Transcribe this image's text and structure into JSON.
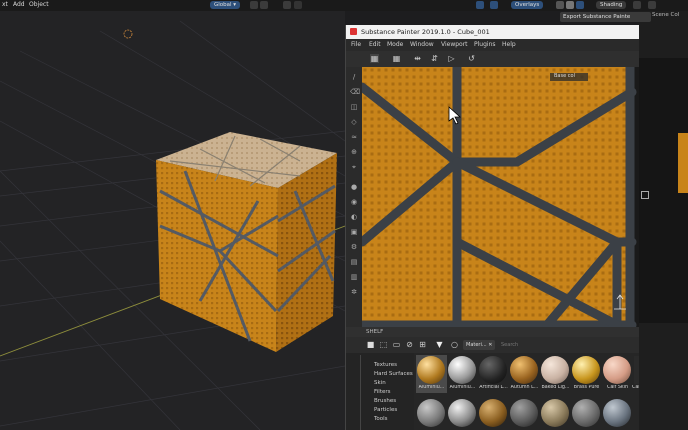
{
  "blender": {
    "menu": [
      "xt",
      "Add",
      "Object"
    ],
    "orientation": "Global",
    "overlays_label": "Overlays",
    "shading_label": "Shading",
    "export_button": "Export Substance Painte",
    "scene_col": "Scene Col"
  },
  "painter": {
    "title": "Substance Painter 2019.1.0 - Cube_001",
    "menu": [
      "File",
      "Edit",
      "Mode",
      "Window",
      "Viewport",
      "Plugins",
      "Help"
    ],
    "canvas_label": "Base col",
    "shelf_title": "SHELF",
    "search_tag": "Materi...",
    "search_placeholder": "Search",
    "categories": [
      "Textures",
      "Hard Surfaces",
      "Skin",
      "Filters",
      "Brushes",
      "Particles",
      "Tools"
    ],
    "materials_row1": [
      "Aluminiu...",
      "Aluminiu...",
      "Artificial L...",
      "Autumn L...",
      "Baked Lig...",
      "Brass Pure",
      "Calf Skin",
      "Carbon Fi..."
    ]
  },
  "colors": {
    "accent": "#2d4f7a",
    "gold": "#c8841a",
    "groove": "#3b4046"
  }
}
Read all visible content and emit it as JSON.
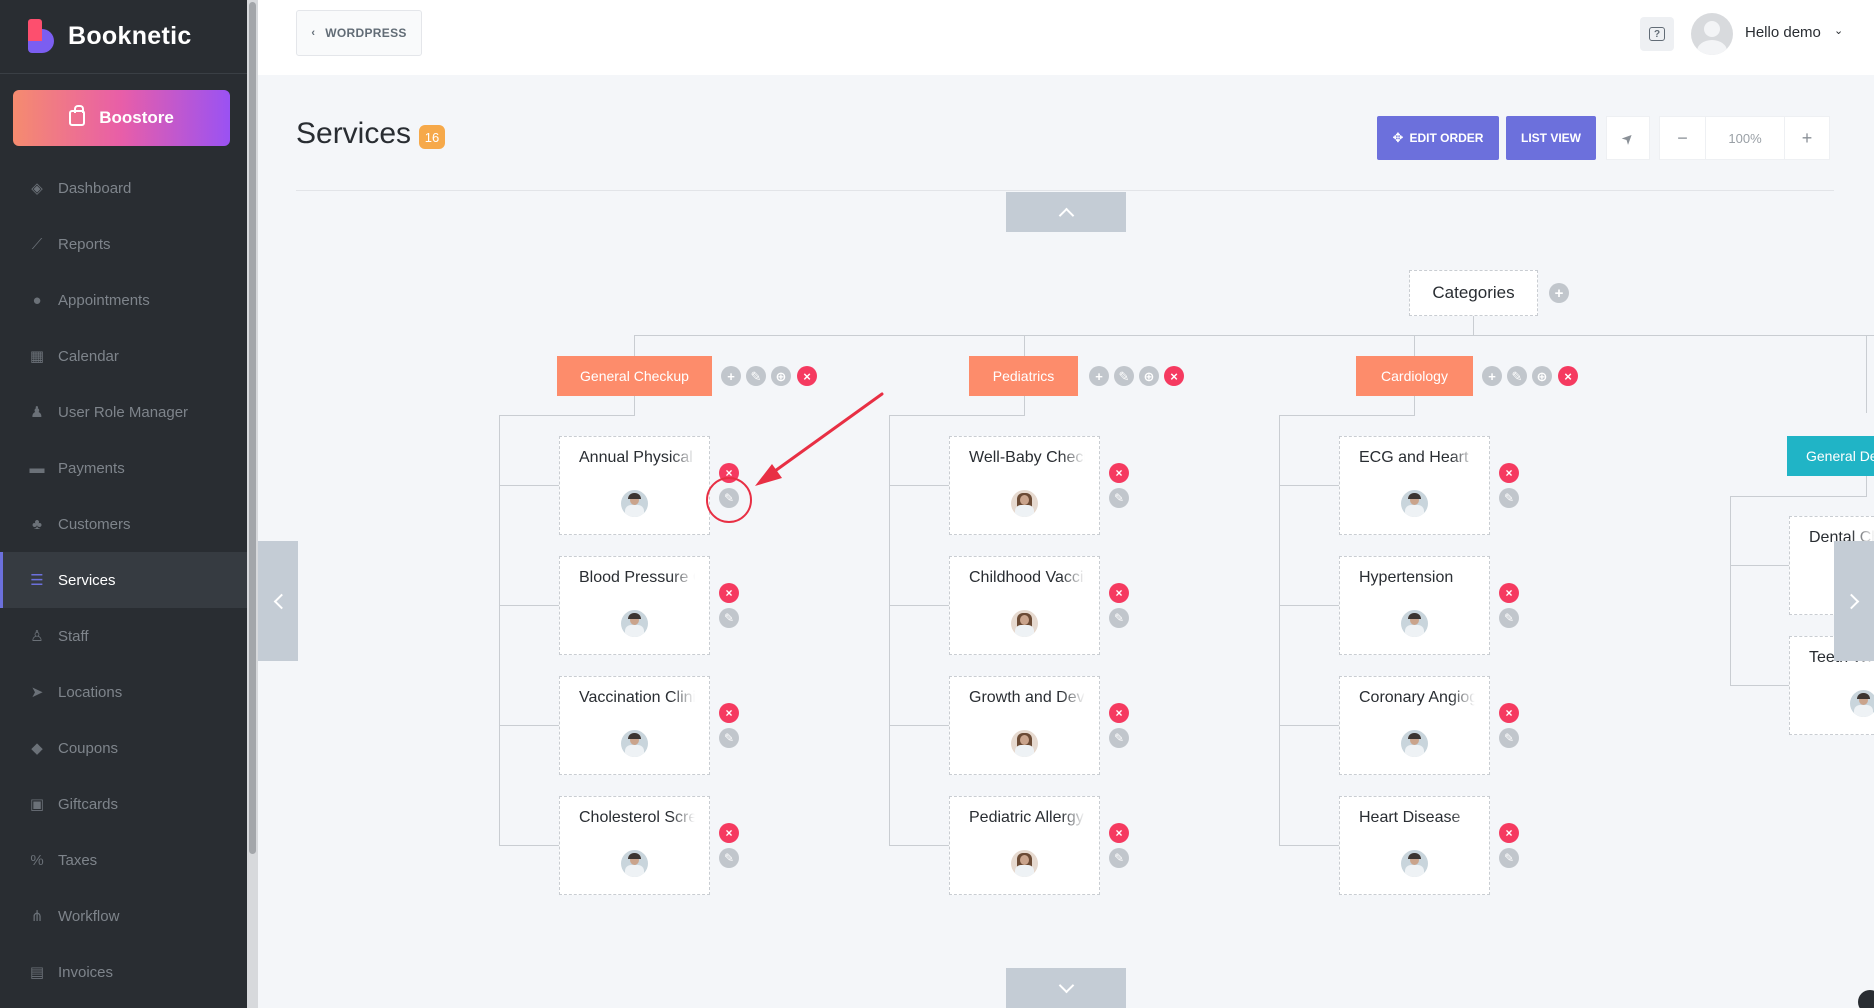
{
  "app": {
    "name": "Booknetic"
  },
  "sidebar": {
    "boostore_label": "Boostore",
    "items": [
      {
        "label": "Dashboard",
        "icon": "dashboard-icon",
        "active": false
      },
      {
        "label": "Reports",
        "icon": "chart-icon",
        "active": false
      },
      {
        "label": "Appointments",
        "icon": "clock-icon",
        "active": false
      },
      {
        "label": "Calendar",
        "icon": "calendar-icon",
        "active": false
      },
      {
        "label": "User Role Manager",
        "icon": "user-plus-icon",
        "active": false
      },
      {
        "label": "Payments",
        "icon": "card-icon",
        "active": false
      },
      {
        "label": "Customers",
        "icon": "users-icon",
        "active": false
      },
      {
        "label": "Services",
        "icon": "list-icon",
        "active": true
      },
      {
        "label": "Staff",
        "icon": "user-icon",
        "active": false
      },
      {
        "label": "Locations",
        "icon": "location-arrow-icon",
        "active": false
      },
      {
        "label": "Coupons",
        "icon": "tag-icon",
        "active": false
      },
      {
        "label": "Giftcards",
        "icon": "gift-icon",
        "active": false
      },
      {
        "label": "Taxes",
        "icon": "percent-icon",
        "active": false
      },
      {
        "label": "Workflow",
        "icon": "workflow-icon",
        "active": false
      },
      {
        "label": "Invoices",
        "icon": "invoice-icon",
        "active": false
      }
    ]
  },
  "topbar": {
    "back_label": "WORDPRESS",
    "greeting": "Hello demo"
  },
  "page": {
    "title": "Services",
    "count": "16"
  },
  "toolbar": {
    "edit_order": "EDIT ORDER",
    "list_view": "LIST VIEW",
    "minus": "−",
    "zoom": "100%",
    "plus": "+"
  },
  "tree": {
    "root": "Categories",
    "categories": [
      {
        "name": "General Checkup",
        "services": [
          "Annual Physical Exam",
          "Blood Pressure Check",
          "Vaccination Clinic",
          "Cholesterol Screening"
        ]
      },
      {
        "name": "Pediatrics",
        "services": [
          "Well-Baby Checkup",
          "Childhood Vaccinations",
          "Growth and Development",
          "Pediatric Allergy"
        ]
      },
      {
        "name": "Cardiology",
        "services": [
          "ECG and Heart",
          "Hypertension",
          "Coronary Angiography",
          "Heart Disease"
        ]
      },
      {
        "name": "General Dentistry",
        "services": [
          "Dental Checkup",
          "Teeth Whitening"
        ]
      }
    ]
  },
  "colors": {
    "accent": "#6c70dc",
    "category": "#fd8c6b",
    "category_alt": "#20b4c6",
    "delete": "#f53a60",
    "annotation": "#e82f44"
  }
}
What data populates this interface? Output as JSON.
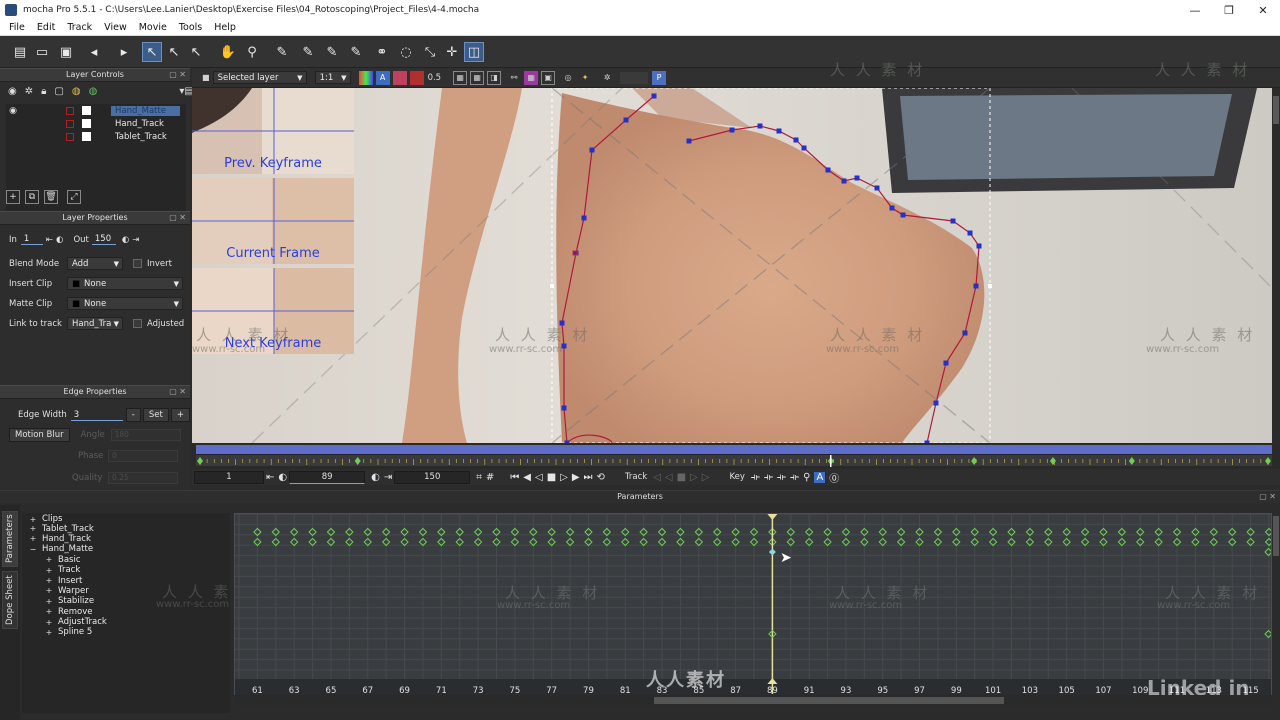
{
  "window": {
    "title": "mocha Pro 5.5.1 - C:\\Users\\Lee.Lanier\\Desktop\\Exercise Files\\04_Rotoscoping\\Project_Files\\4-4.mocha",
    "controls": [
      "—",
      "❐",
      "✕"
    ]
  },
  "menu": [
    "File",
    "Edit",
    "Track",
    "View",
    "Movie",
    "Tools",
    "Help"
  ],
  "layer_controls": {
    "title": "Layer Controls",
    "layers": [
      {
        "name": "Hand_Matte",
        "selected": true
      },
      {
        "name": "Hand_Track",
        "selected": false
      },
      {
        "name": "Tablet_Track",
        "selected": false
      }
    ]
  },
  "layer_properties": {
    "title": "Layer Properties",
    "in_label": "In",
    "in_value": "1",
    "out_label": "Out",
    "out_value": "150",
    "blend_mode_label": "Blend Mode",
    "blend_mode_value": "Add",
    "invert_label": "Invert",
    "insert_clip_label": "Insert Clip",
    "insert_clip_value": "None",
    "matte_clip_label": "Matte Clip",
    "matte_clip_value": "None",
    "link_label": "Link to track",
    "link_value": "Hand_Tra",
    "adjusted_label": "Adjusted"
  },
  "edge_properties": {
    "title": "Edge Properties",
    "edge_width_label": "Edge Width",
    "edge_width_value": "3",
    "set_label": "Set",
    "minus_label": "-",
    "plus_label": "+",
    "motion_blur_label": "Motion Blur",
    "angle_label": "Angle",
    "angle_value": "180",
    "phase_label": "Phase",
    "phase_value": "0",
    "quality_label": "Quality",
    "quality_value": "0.25"
  },
  "viewer_bar": {
    "layer_mode": "Selected layer",
    "zoom": "1:1",
    "opacity": "0.5",
    "proxy": "P"
  },
  "viewer": {
    "prev_keyframe": "Prev. Keyframe",
    "current_frame": "Current Frame",
    "next_keyframe": "Next Keyframe"
  },
  "transport": {
    "start": "1",
    "current": "89",
    "end": "150",
    "track_label": "Track",
    "key_label": "Key"
  },
  "parameters": {
    "title": "Parameters",
    "tabs": [
      "Parameters",
      "Dope Sheet"
    ],
    "tree": [
      {
        "label": "Clips",
        "sign": "+",
        "child": false
      },
      {
        "label": "Tablet_Track",
        "sign": "+",
        "child": false
      },
      {
        "label": "Hand_Track",
        "sign": "+",
        "child": false
      },
      {
        "label": "Hand_Matte",
        "sign": "−",
        "child": false
      },
      {
        "label": "Basic",
        "sign": "+",
        "child": true
      },
      {
        "label": "Track",
        "sign": "+",
        "child": true
      },
      {
        "label": "Insert",
        "sign": "+",
        "child": true
      },
      {
        "label": "Warper",
        "sign": "+",
        "child": true
      },
      {
        "label": "Stabilize",
        "sign": "+",
        "child": true
      },
      {
        "label": "Remove",
        "sign": "+",
        "child": true
      },
      {
        "label": "AdjustTrack",
        "sign": "+",
        "child": true
      },
      {
        "label": "Spline 5",
        "sign": "+",
        "child": true
      }
    ]
  },
  "dopesheet": {
    "frame_labels": [
      "61",
      "63",
      "65",
      "67",
      "69",
      "71",
      "73",
      "75",
      "77",
      "79",
      "81",
      "83",
      "85",
      "87",
      "89",
      "91",
      "93",
      "95",
      "97",
      "99",
      "101",
      "103",
      "105",
      "107",
      "109",
      "111",
      "113",
      "115"
    ],
    "current_frame": 89,
    "frame_start": 60,
    "frame_end": 116
  },
  "watermark": {
    "text": "人 人 素 材",
    "url": "www.rr-sc.com",
    "center": "人人素材",
    "linkedin": "Linked in"
  },
  "colors": {
    "spline": "#b01a3a",
    "point": "#2530c8",
    "keyframe": "#6ecf52",
    "timeline_range": "#5e6ec8",
    "selection": "#4a6fa5"
  }
}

::::

# EXERCISE DETAILS
Give every line above again exactly, with no pictures.

# REPLY
Transcribe this image's text and structure into JSON.
{
  "blender": {
    "menu": [
      "xt",
      "Add",
      "Object"
    ],
    "orientation": "Global",
    "overlays_label": "Overlays",
    "shading_label": "Shading",
    "export_button": "Export Substance Painte",
    "scene_col": "Scene Col"
  },
  "painter": {
    "title": "Substance Painter 2019.1.0 - Cube_001",
    "menu": [
      "File",
      "Edit",
      "Mode",
      "Window",
      "Viewport",
      "Plugins",
      "Help"
    ],
    "canvas_label": "Base col",
    "shelf_title": "SHELF",
    "search_tag": "Materi...",
    "search_placeholder": "Search",
    "categories": [
      "Textures",
      "Hard Surfaces",
      "Skin",
      "Filters",
      "Brushes",
      "Particles",
      "Tools"
    ],
    "materials_row1": [
      "Aluminiu...",
      "Aluminiu...",
      "Artificial L...",
      "Autumn L...",
      "Baked Lig...",
      "Brass Pure",
      "Calf Skin",
      "Carbon Fi..."
    ]
  },
  "colors": {
    "accent": "#2d4f7a",
    "gold": "#c8841a",
    "groove": "#3b4046"
  }
}
Read all visible content and emit it as JSON.
{
  "app": {
    "name": "Booknetic"
  },
  "sidebar": {
    "boostore_label": "Boostore",
    "items": [
      {
        "label": "Dashboard",
        "icon": "dashboard-icon",
        "active": false
      },
      {
        "label": "Reports",
        "icon": "chart-icon",
        "active": false
      },
      {
        "label": "Appointments",
        "icon": "clock-icon",
        "active": false
      },
      {
        "label": "Calendar",
        "icon": "calendar-icon",
        "active": false
      },
      {
        "label": "User Role Manager",
        "icon": "user-plus-icon",
        "active": false
      },
      {
        "label": "Payments",
        "icon": "card-icon",
        "active": false
      },
      {
        "label": "Customers",
        "icon": "users-icon",
        "active": false
      },
      {
        "label": "Services",
        "icon": "list-icon",
        "active": true
      },
      {
        "label": "Staff",
        "icon": "user-icon",
        "active": false
      },
      {
        "label": "Locations",
        "icon": "location-arrow-icon",
        "active": false
      },
      {
        "label": "Coupons",
        "icon": "tag-icon",
        "active": false
      },
      {
        "label": "Giftcards",
        "icon": "gift-icon",
        "active": false
      },
      {
        "label": "Taxes",
        "icon": "percent-icon",
        "active": false
      },
      {
        "label": "Workflow",
        "icon": "workflow-icon",
        "active": false
      },
      {
        "label": "Invoices",
        "icon": "invoice-icon",
        "active": false
      }
    ]
  },
  "topbar": {
    "back_label": "WORDPRESS",
    "greeting": "Hello demo"
  },
  "page": {
    "title": "Services",
    "count": "16"
  },
  "toolbar": {
    "edit_order": "EDIT ORDER",
    "list_view": "LIST VIEW",
    "minus": "−",
    "zoom": "100%",
    "plus": "+"
  },
  "tree": {
    "root": "Categories",
    "categories": [
      {
        "name": "General Checkup",
        "services": [
          "Annual Physical Exam",
          "Blood Pressure Check",
          "Vaccination Clinic",
          "Cholesterol Screening"
        ]
      },
      {
        "name": "Pediatrics",
        "services": [
          "Well-Baby Checkup",
          "Childhood Vaccinations",
          "Growth and Development",
          "Pediatric Allergy"
        ]
      },
      {
        "name": "Cardiology",
        "services": [
          "ECG and Heart",
          "Hypertension",
          "Coronary Angiography",
          "Heart Disease"
        ]
      },
      {
        "name": "General Dentistry",
        "services": [
          "Dental Checkup",
          "Teeth Whitening"
        ]
      }
    ]
  },
  "colors": {
    "accent": "#6c70dc",
    "category": "#fd8c6b",
    "category_alt": "#20b4c6",
    "delete": "#f53a60",
    "annotation": "#e82f44"
  }
}
What data populates this interface? Output as JSON.
{
  "window": {
    "title": "mocha Pro 5.5.1 - C:\\Users\\Lee.Lanier\\Desktop\\Exercise Files\\04_Rotoscoping\\Project_Files\\4-4.mocha",
    "controls": [
      "—",
      "❐",
      "✕"
    ]
  },
  "menu": [
    "File",
    "Edit",
    "Track",
    "View",
    "Movie",
    "Tools",
    "Help"
  ],
  "layer_controls": {
    "title": "Layer Controls",
    "layers": [
      {
        "name": "Hand_Matte",
        "selected": true
      },
      {
        "name": "Hand_Track",
        "selected": false
      },
      {
        "name": "Tablet_Track",
        "selected": false
      }
    ]
  },
  "layer_properties": {
    "title": "Layer Properties",
    "in_label": "In",
    "in_value": "1",
    "out_label": "Out",
    "out_value": "150",
    "blend_mode_label": "Blend Mode",
    "blend_mode_value": "Add",
    "invert_label": "Invert",
    "insert_clip_label": "Insert Clip",
    "insert_clip_value": "None",
    "matte_clip_label": "Matte Clip",
    "matte_clip_value": "None",
    "link_label": "Link to track",
    "link_value": "Hand_Tra",
    "adjusted_label": "Adjusted"
  },
  "edge_properties": {
    "title": "Edge Properties",
    "edge_width_label": "Edge Width",
    "edge_width_value": "3",
    "set_label": "Set",
    "minus_label": "-",
    "plus_label": "+",
    "motion_blur_label": "Motion Blur",
    "angle_label": "Angle",
    "angle_value": "180",
    "phase_label": "Phase",
    "phase_value": "0",
    "quality_label": "Quality",
    "quality_value": "0.25"
  },
  "viewer_bar": {
    "layer_mode": "Selected layer",
    "zoom": "1:1",
    "opacity": "0.5",
    "proxy": "P"
  },
  "viewer": {
    "prev_keyframe": "Prev. Keyframe",
    "current_frame": "Current Frame",
    "next_keyframe": "Next Keyframe"
  },
  "transport": {
    "start": "1",
    "current": "89",
    "end": "150",
    "track_label": "Track",
    "key_label": "Key"
  },
  "parameters": {
    "title": "Parameters",
    "tabs": [
      "Parameters",
      "Dope Sheet"
    ],
    "tree": [
      {
        "label": "Clips",
        "sign": "+",
        "child": false
      },
      {
        "label": "Tablet_Track",
        "sign": "+",
        "child": false
      },
      {
        "label": "Hand_Track",
        "sign": "+",
        "child": false
      },
      {
        "label": "Hand_Matte",
        "sign": "−",
        "child": false
      },
      {
        "label": "Basic",
        "sign": "+",
        "child": true
      },
      {
        "label": "Track",
        "sign": "+",
        "child": true
      },
      {
        "label": "Insert",
        "sign": "+",
        "child": true
      },
      {
        "label": "Warper",
        "sign": "+",
        "child": true
      },
      {
        "label": "Stabilize",
        "sign": "+",
        "child": true
      },
      {
        "label": "Remove",
        "sign": "+",
        "child": true
      },
      {
        "label": "AdjustTrack",
        "sign": "+",
        "child": true
      },
      {
        "label": "Spline 5",
        "sign": "+",
        "child": true
      }
    ]
  },
  "dopesheet": {
    "frame_labels": [
      "61",
      "63",
      "65",
      "67",
      "69",
      "71",
      "73",
      "75",
      "77",
      "79",
      "81",
      "83",
      "85",
      "87",
      "89",
      "91",
      "93",
      "95",
      "97",
      "99",
      "101",
      "103",
      "105",
      "107",
      "109",
      "111",
      "113",
      "115"
    ],
    "current_frame": 89,
    "frame_start": 60,
    "frame_end": 116
  },
  "watermark": {
    "text": "人 人 素 材",
    "url": "www.rr-sc.com",
    "center": "人人素材",
    "linkedin": "Linked in"
  },
  "colors": {
    "spline": "#b01a3a",
    "point": "#2530c8",
    "keyframe": "#6ecf52",
    "timeline_range": "#5e6ec8",
    "selection": "#4a6fa5"
  }
}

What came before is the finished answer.